■ Available records ■
##############################
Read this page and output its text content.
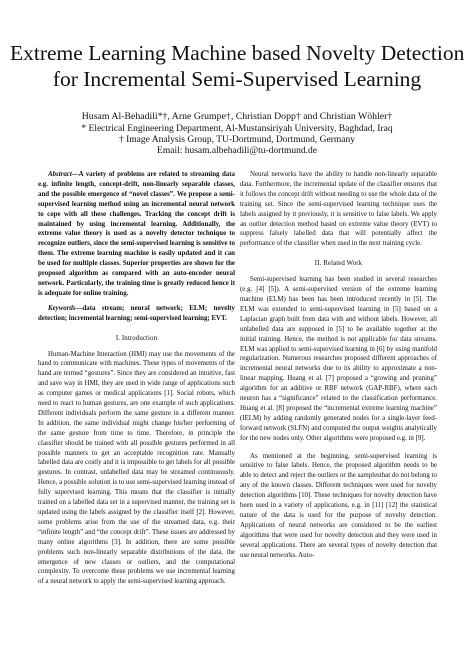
Extreme Learning Machine based Novelty Detection
for Incremental Semi-Supervised Learning
Husam Al-Behadili*†, Arne Grumpe†, Christian Dopp† and Christian Wöhler†
* Electrical Engineering Department, Al-Mustansiriyah University, Baghdad, Iraq
† Image Analysis Group, TU-Dortmund, Dortmund, Germany
Email: husam.albehadili@tu-dortmund.de

Abstract—A variety of problems are related to streaming data e.g. infinite length, concept-drift, non-linearly separable classes, and the possible emergence of “novel classes”. We propose a semi-supervised learning method using an incremental neural network to cope with all these challenges. Tracking the concept drift is maintained by using incremental learning. Additionally, the extreme value theory is used as a novelty detector technique to recognize outliers, since the semi-supervised learning is sensitive to them. The extreme learning machine is easily updated and it can be used for multiple classes. Superior properties are shown for the proposed algorithm as compared with an auto-encoder neural network. Particularly, the training time is greatly reduced hence it is adequate for online training.

Keywords—data stream; neural network; ELM; novelty detection; incremental learning; semi-supervised learning; EVT.

I. Introduction

Human-Machine Interaction (HMI) may use the movements of the hand to communicate with machines. These types of movements of the hand are termed “gestures”. Since they are considered an intuitive, fast and save way in HMI, they are used in wide range of applications such as computer games or medical applications [1]. Social robots, which need to react to human gestures, are one example of such applications. Different individuals perform the same gesture in a different manner. In addition, the same individual might change his/her performing of the same gesture from time to time. Therefore, in principle the classifier should be trained with all possible gestures performed in all possible manners to get an acceptable recognition rate. Manually labelled data are costly and it is impossible to get labels for all possible gestures. In contrast, unlabelled data may be streamed continuously. Hence, a possible solution is to use semi-supervised learning instead of fully supervised learning. This means that the classifier is initially trained on a labelled data set in a supervised manner, the training set is updated using the labels assigned by the classifier itself [2]. However, some problems arise from the use of the streamed data, e.g. their “infinite length” and “the concept drift”. These issues are addressed by many online algorithms [3]. In addition, there are some possible problems such non-linearly separable distributions of the data, the emergence of new classes or outliers, and the computational complexity. To overcome these problems we use incremental learning of a neural network to apply the semi-supervised learning approach.

Neural networks have the ability to handle non-linearly separable data. Furthermore, the incremental update of the classifier ensures that it follows the concept drift without needing to use the whole data of the training set. Since the semi-supervised learning technique uses the labels assigned by it previously, it is sensitive to false labels. We apply an outlier detection method based on extreme value theory (EVT) to suppress falsely labelled data that will potentially affect the performance of the classifier when used in the next training cycle.

II. Related Work

Semi-supervised learning has been studied in several researches (e.g. [4] [5]). A semi-supervised version of the extreme learning machine (ELM) has been has been introduced recently in [5]. The ELM was extended to semi-supervised learning in [5] based on a Laplacian graph built from data with and without labels. However, all unlabelled data are supposed in [5] to be available together at the initial training. Hence, the method is not applicable for data streams. ELM was applied to semi-supervised learning in [6] by using manifold regularization. Numerous researches proposed different approaches of incremental neural networks due to its ability to approximate a non-linear mapping. Huang et al. [7] proposed a “growing and pruning” algorithm for an additive or RBF network (GAP-RBF), where each neuron has a “significance” related to the classification performance. Huang et al. [8] proposed the “incremental extreme learning machine” (IELM) by adding randomly generated nodes for a single-layer feed-forward network (SLFN) and computed the output weights analytically for the new nodes only. Other algorithms were proposed e.g. in [9].

As mentioned at the beginning, semi-supervised learning is sensitive to false labels. Hence, the proposed algorithm needs to be able to detect and reject the outliers or the samplesthat do not belong to any of the known classes. Different techniques were used for novelty detection algorithms [10]. These techniques for novelty detection have been used in a variety of applications, e.g. in [11] [12] the statistical nature of the data is used for the purpose of novelty detection. Applications of neural networks are considered to be the earliest algorithms that were used for novelty detection and they were used in several applications. There are several types of novelty detection that use neural networks. Auto-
##############################
■ Goal ■
From the records given above, reproduce all text exactly and exclude each picture.

■ Result for this exercise ■
Read this page and output its text content.
Extreme Learning Machine based Novelty Detection
for Incremental Semi-Supervised Learning
Husam Al-Behadili*†, Arne Grumpe†, Christian Dopp† and Christian Wöhler†
* Electrical Engineering Department, Al-Mustansiriyah University, Baghdad, Iraq
† Image Analysis Group, TU-Dortmund, Dortmund, Germany
Email: husam.albehadili@tu-dortmund.de

Abstract—A variety of problems are related to streaming data e.g. infinite length, concept-drift, non-linearly separable classes, and the possible emergence of “novel classes”. We propose a semi-supervised learning method using an incremental neural network to cope with all these challenges. Tracking the concept drift is maintained by using incremental learning. Additionally, the extreme value theory is used as a novelty detector technique to recognize outliers, since the semi-supervised learning is sensitive to them. The extreme learning machine is easily updated and it can be used for multiple classes. Superior properties are shown for the proposed algorithm as compared with an auto-encoder neural network. Particularly, the training time is greatly reduced hence it is adequate for online training.

Keywords—data stream; neural network; ELM; novelty detection; incremental learning; semi-supervised learning; EVT.

I. Introduction

Human-Machine Interaction (HMI) may use the movements of the hand to communicate with machines. These types of movements of the hand are termed “gestures”. Since they are considered an intuitive, fast and save way in HMI, they are used in wide range of applications such as computer games or medical applications [1]. Social robots, which need to react to human gestures, are one example of such applications. Different individuals perform the same gesture in a different manner. In addition, the same individual might change his/her performing of the same gesture from time to time. Therefore, in principle the classifier should be trained with all possible gestures performed in all possible manners to get an acceptable recognition rate. Manually labelled data are costly and it is impossible to get labels for all possible gestures. In contrast, unlabelled data may be streamed continuously. Hence, a possible solution is to use semi-supervised learning instead of fully supervised learning. This means that the classifier is initially trained on a labelled data set in a supervised manner, the training set is updated using the labels assigned by the classifier itself [2]. However, some problems arise from the use of the streamed data, e.g. their “infinite length” and “the concept drift”. These issues are addressed by many online algorithms [3]. In addition, there are some possible problems such non-linearly separable distributions of the data, the emergence of new classes or outliers, and the computational complexity. To overcome these problems we use incremental learning of a neural network to apply the semi-supervised learning approach.

Neural networks have the ability to handle non-linearly separable data. Furthermore, the incremental update of the classifier ensures that it follows the concept drift without needing to use the whole data of the training set. Since the semi-supervised learning technique uses the labels assigned by it previously, it is sensitive to false labels. We apply an outlier detection method based on extreme value theory (EVT) to suppress falsely labelled data that will potentially affect the performance of the classifier when used in the next training cycle.

II. Related Work

Semi-supervised learning has been studied in several researches (e.g. [4] [5]). A semi-supervised version of the extreme learning machine (ELM) has been has been introduced recently in [5]. The ELM was extended to semi-supervised learning in [5] based on a Laplacian graph built from data with and without labels. However, all unlabelled data are supposed in [5] to be available together at the initial training. Hence, the method is not applicable for data streams. ELM was applied to semi-supervised learning in [6] by using manifold regularization. Numerous researches proposed different approaches of incremental neural networks due to its ability to approximate a non-linear mapping. Huang et al. [7] proposed a “growing and pruning” algorithm for an additive or RBF network (GAP-RBF), where each neuron has a “significance” related to the classification performance. Huang et al. [8] proposed the “incremental extreme learning machine” (IELM) by adding randomly generated nodes for a single-layer feed-forward network (SLFN) and computed the output weights analytically for the new nodes only. Other algorithms were proposed e.g. in [9].

As mentioned at the beginning, semi-supervised learning is sensitive to false labels. Hence, the proposed algorithm needs to be able to detect and reject the outliers or the samplesthat do not belong to any of the known classes. Different techniques were used for novelty detection algorithms [10]. These techniques for novelty detection have been used in a variety of applications, e.g. in [11] [12] the statistical nature of the data is used for the purpose of novelty detection. Applications of neural networks are considered to be the earliest algorithms that were used for novelty detection and they were used in several applications. There are several types of novelty detection that use neural networks. Auto-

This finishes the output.